* **WHAT YOU HAVE TO DO**
Using the listing below, copy every line that mentions "dieser".
— begin —
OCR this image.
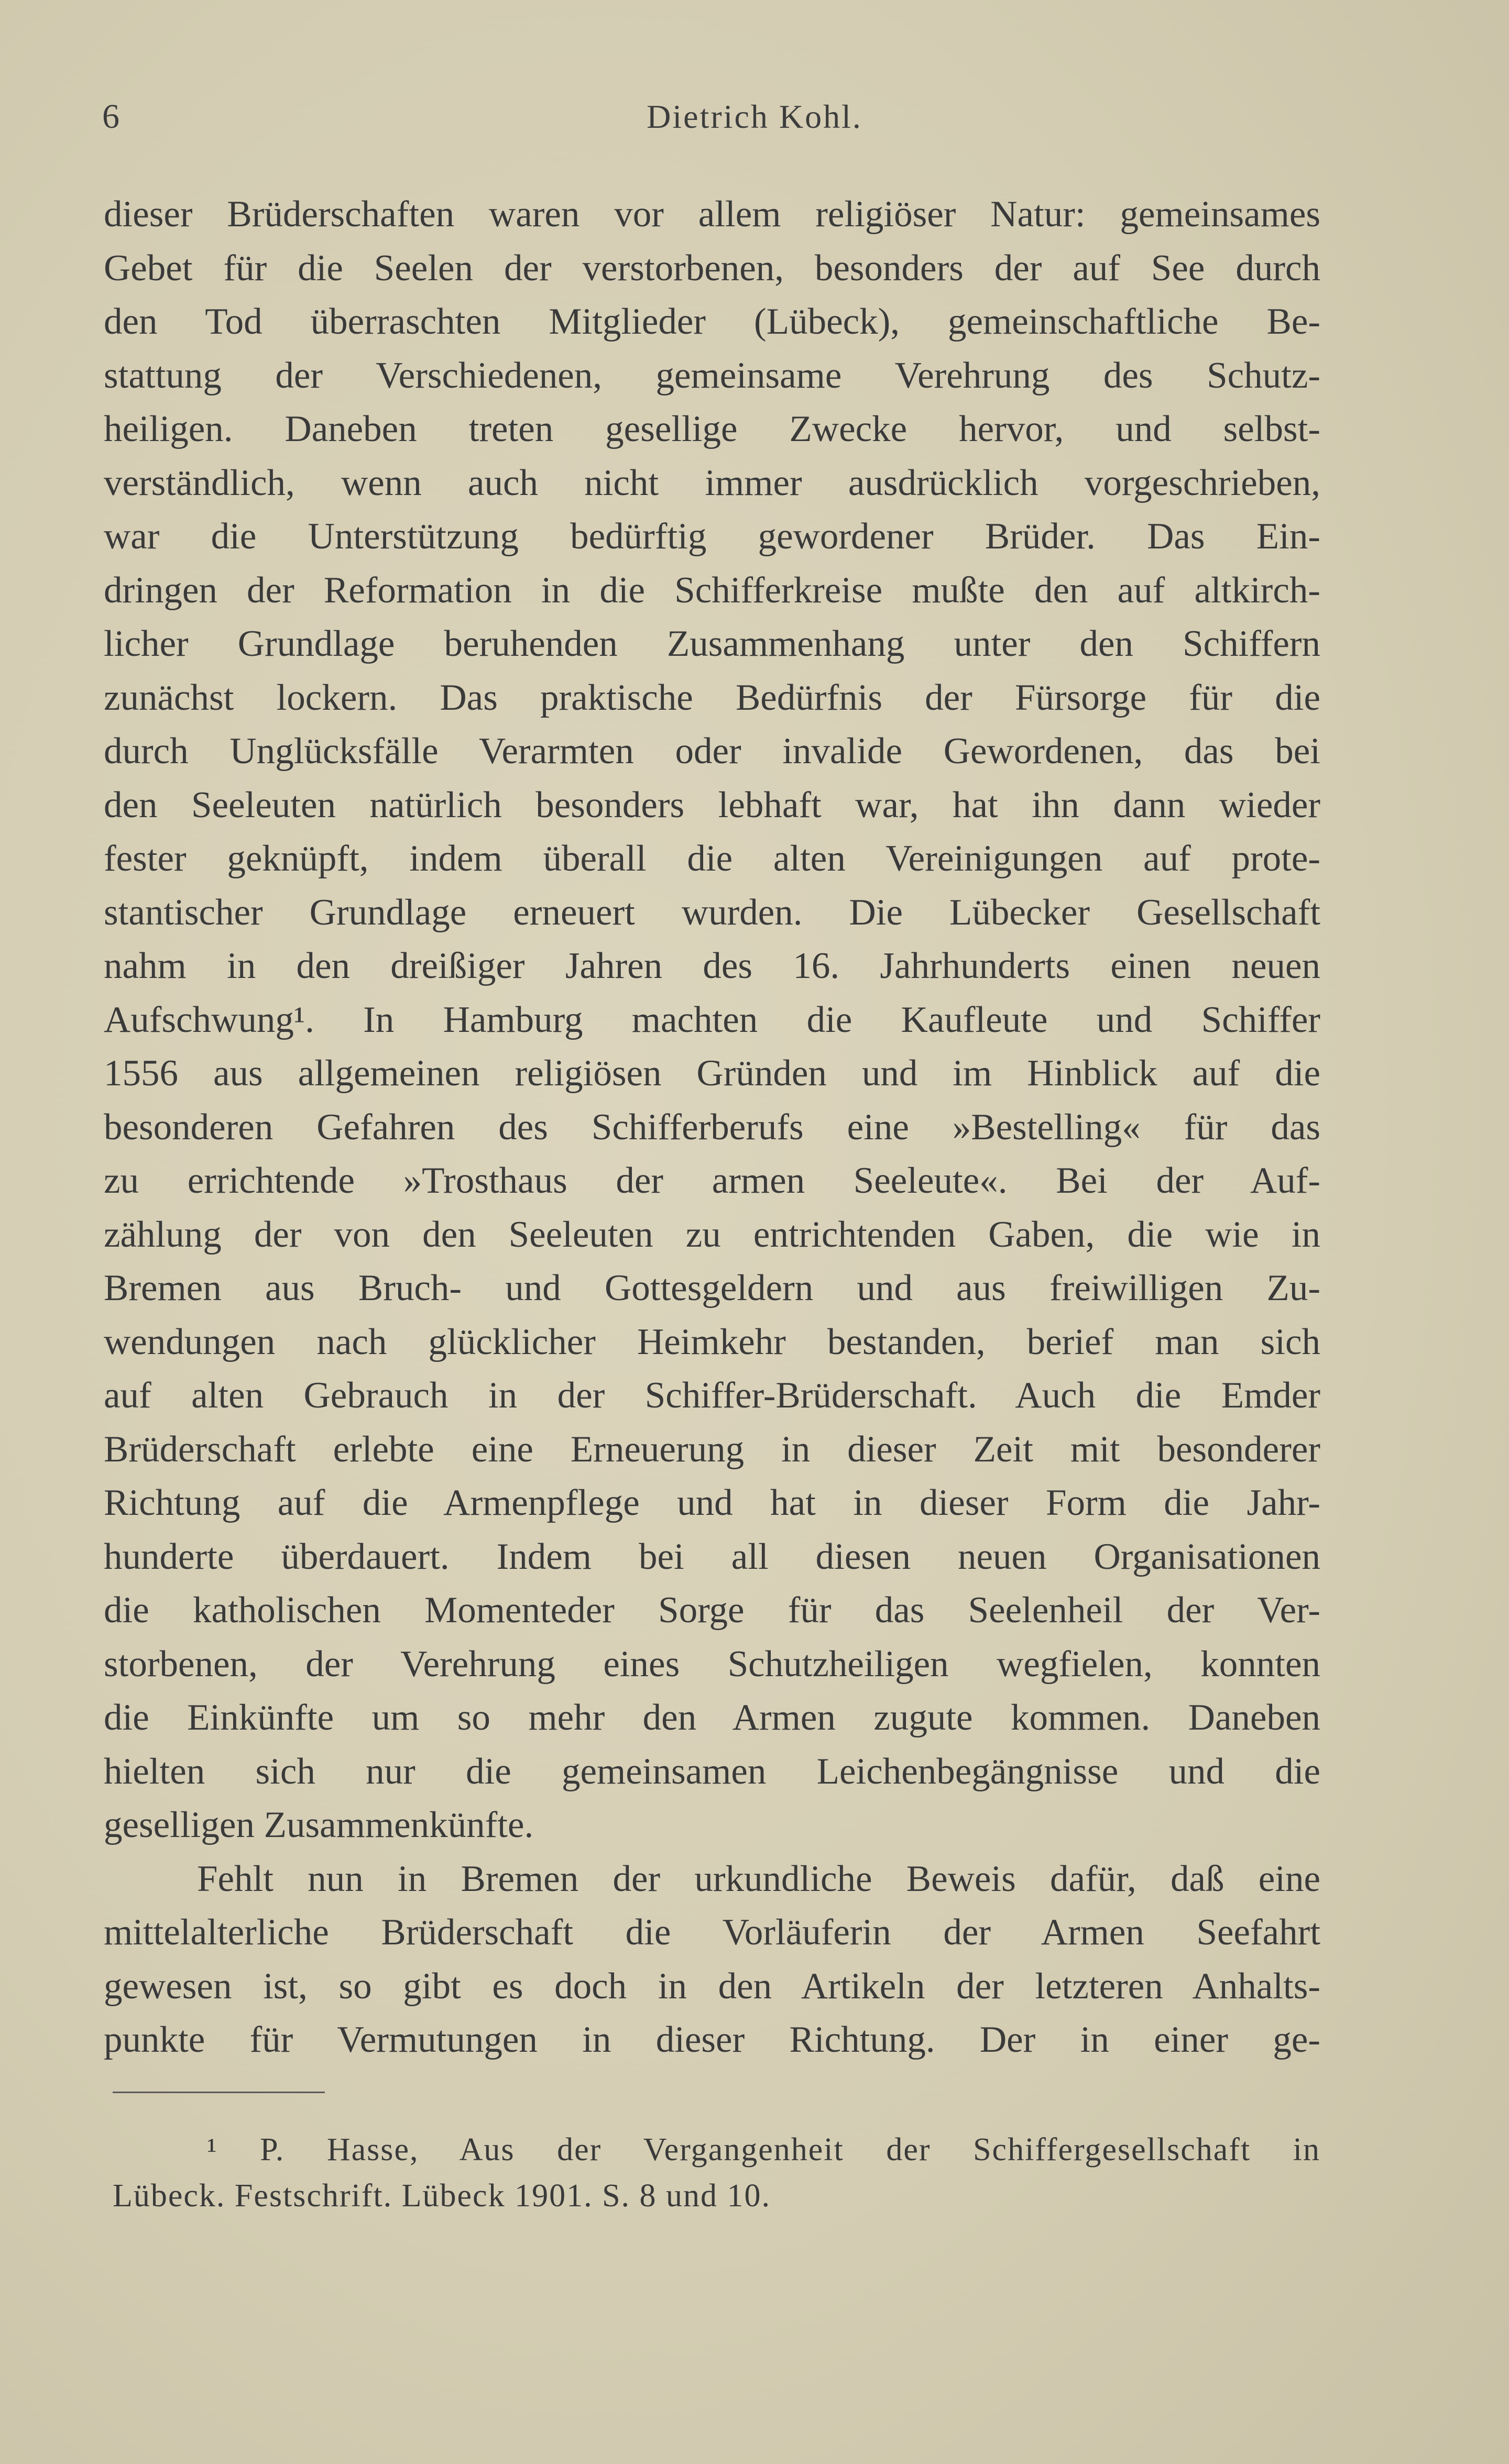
6	Dietrich Kohl.
dieser Brüderschaften waren vor allem religiöser Natur: gemeinsames
Gebet für die Seelen der verstorbenen, besonders der auf See durch
den Tod überraschten Mitglieder (Lübeck), gemeinschaftliche Be-
stattung der Verschiedenen, gemeinsame Verehrung des Schutz-
heiligen. Daneben treten gesellige Zwecke hervor, und selbst-
verständlich, wenn auch nicht immer ausdrücklich vorgeschrieben,
war die Unterstützung bedürftig gewordener Brüder. Das Ein-
dringen der Reformation in die Schifferkreise mußte den auf altkirch-
licher Grundlage beruhenden Zusammenhang unter den Schiffern
zunächst lockern. Das praktische Bedürfnis der Fürsorge für die
durch Unglücksfälle Verarmten oder invalide Gewordenen, das bei
den Seeleuten natürlich besonders lebhaft war, hat ihn dann wieder
fester geknüpft, indem überall die alten Vereinigungen auf prote-
stantischer Grundlage erneuert wurden. Die Lübecker Gesellschaft
nahm in den dreißiger Jahren des 16. Jahrhunderts einen neuen
Aufschwung¹. In Hamburg machten die Kaufleute und Schiffer
1556 aus allgemeinen religiösen Gründen und im Hinblick auf die
besonderen Gefahren des Schifferberufs eine »Bestelling« für das
zu errichtende »Trosthaus der armen Seeleute«. Bei der Auf-
zählung der von den Seeleuten zu entrichtenden Gaben, die wie in
Bremen aus Bruch- und Gottesgeldern und aus freiwilligen Zu-
wendungen nach glücklicher Heimkehr bestanden, berief man sich
auf alten Gebrauch in der Schiffer-Brüderschaft. Auch die Emder
Brüderschaft erlebte eine Erneuerung in dieser Zeit mit besonderer
Richtung auf die Armenpflege und hat in dieser Form die Jahr-
hunderte überdauert. Indem bei all diesen neuen Organisationen
die katholischen Momenteder Sorge für das Seelenheil der Ver-
storbenen, der Verehrung eines Schutzheiligen wegfielen, konnten
die Einkünfte um so mehr den Armen zugute kommen. Daneben
hielten sich nur die gemeinsamen Leichenbegängnisse und die
geselligen Zusammenkünfte.
Fehlt nun in Bremen der urkundliche Beweis dafür, daß eine
mittelalterliche Brüderschaft die Vorläuferin der Armen Seefahrt
gewesen ist, so gibt es doch in den Artikeln der letzteren Anhalts-
punkte für Vermutungen in dieser Richtung. Der in einer ge-
¹ P. Hasse, Aus der Vergangenheit der Schiffergesellschaft in
Lübeck. Festschrift. Lübeck 1901. S. 8 und 10.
— end —
* **EXERCISE SOLUTION**
dieser Brüderschaften waren vor allem religiöser Natur: gemeinsames
Brüderschaft erlebte eine Erneuerung in dieser Zeit mit besonderer
Richtung auf die Armenpflege und hat in dieser Form die Jahr-
punkte für Vermutungen in dieser Richtung. Der in einer ge-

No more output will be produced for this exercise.